__Task to complete__.
Copy each line below in which the string "this" occurs.
· · ·
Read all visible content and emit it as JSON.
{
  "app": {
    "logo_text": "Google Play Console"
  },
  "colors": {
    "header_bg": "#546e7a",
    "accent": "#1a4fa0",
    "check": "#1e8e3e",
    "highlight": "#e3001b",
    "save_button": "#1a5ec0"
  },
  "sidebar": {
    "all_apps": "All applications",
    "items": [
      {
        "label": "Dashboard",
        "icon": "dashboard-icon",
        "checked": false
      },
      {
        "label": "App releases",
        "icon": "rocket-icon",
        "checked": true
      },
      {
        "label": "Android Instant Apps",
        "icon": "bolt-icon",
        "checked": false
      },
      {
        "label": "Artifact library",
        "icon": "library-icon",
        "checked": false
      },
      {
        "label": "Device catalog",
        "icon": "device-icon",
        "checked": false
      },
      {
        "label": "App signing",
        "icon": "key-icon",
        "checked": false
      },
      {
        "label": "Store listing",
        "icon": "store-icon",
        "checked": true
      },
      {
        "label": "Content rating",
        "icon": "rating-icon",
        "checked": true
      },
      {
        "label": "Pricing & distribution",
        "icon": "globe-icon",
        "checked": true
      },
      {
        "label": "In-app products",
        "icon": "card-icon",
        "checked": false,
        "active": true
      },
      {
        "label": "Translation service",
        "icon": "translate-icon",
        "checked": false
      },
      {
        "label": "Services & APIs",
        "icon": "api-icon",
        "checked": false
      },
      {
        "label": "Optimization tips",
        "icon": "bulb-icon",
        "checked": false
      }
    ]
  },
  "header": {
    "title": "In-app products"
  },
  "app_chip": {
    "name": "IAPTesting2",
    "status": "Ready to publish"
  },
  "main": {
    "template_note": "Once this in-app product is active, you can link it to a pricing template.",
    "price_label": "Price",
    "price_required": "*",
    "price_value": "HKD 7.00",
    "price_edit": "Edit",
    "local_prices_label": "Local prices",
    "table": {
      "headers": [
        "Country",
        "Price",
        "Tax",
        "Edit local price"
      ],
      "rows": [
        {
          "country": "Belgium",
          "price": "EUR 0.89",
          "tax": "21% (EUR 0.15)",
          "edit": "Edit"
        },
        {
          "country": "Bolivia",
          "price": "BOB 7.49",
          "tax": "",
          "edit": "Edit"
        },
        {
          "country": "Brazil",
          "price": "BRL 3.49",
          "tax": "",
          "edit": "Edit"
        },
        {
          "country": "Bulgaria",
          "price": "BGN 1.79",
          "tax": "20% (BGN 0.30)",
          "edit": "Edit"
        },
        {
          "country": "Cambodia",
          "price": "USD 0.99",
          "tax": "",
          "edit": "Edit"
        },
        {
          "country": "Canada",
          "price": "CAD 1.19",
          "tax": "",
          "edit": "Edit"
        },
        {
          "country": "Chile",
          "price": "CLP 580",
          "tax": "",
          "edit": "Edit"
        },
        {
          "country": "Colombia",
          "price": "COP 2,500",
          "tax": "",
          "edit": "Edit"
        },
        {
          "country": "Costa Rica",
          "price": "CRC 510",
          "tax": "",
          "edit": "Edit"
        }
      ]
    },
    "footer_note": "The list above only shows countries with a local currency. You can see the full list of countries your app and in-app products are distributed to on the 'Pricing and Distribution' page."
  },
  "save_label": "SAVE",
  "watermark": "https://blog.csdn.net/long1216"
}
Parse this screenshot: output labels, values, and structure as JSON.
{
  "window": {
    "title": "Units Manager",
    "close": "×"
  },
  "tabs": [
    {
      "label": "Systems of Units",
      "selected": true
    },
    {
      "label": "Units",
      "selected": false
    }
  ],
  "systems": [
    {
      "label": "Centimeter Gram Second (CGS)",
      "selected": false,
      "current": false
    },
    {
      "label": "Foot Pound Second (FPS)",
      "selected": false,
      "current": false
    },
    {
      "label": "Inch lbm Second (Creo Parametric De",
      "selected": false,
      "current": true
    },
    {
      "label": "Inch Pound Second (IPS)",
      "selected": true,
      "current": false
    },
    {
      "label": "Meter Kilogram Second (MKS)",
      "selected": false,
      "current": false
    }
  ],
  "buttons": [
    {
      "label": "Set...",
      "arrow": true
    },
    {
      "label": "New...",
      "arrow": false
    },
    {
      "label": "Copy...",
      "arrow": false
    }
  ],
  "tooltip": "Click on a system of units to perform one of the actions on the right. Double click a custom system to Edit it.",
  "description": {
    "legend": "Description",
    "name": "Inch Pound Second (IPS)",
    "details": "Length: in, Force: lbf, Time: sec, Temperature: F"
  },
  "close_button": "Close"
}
· · ·
__Result below__.
    "template_note": "Once this in-app product is active, you can link it to a pricing template.",
Parse this screenshot: output labels, values, and structure as JSON.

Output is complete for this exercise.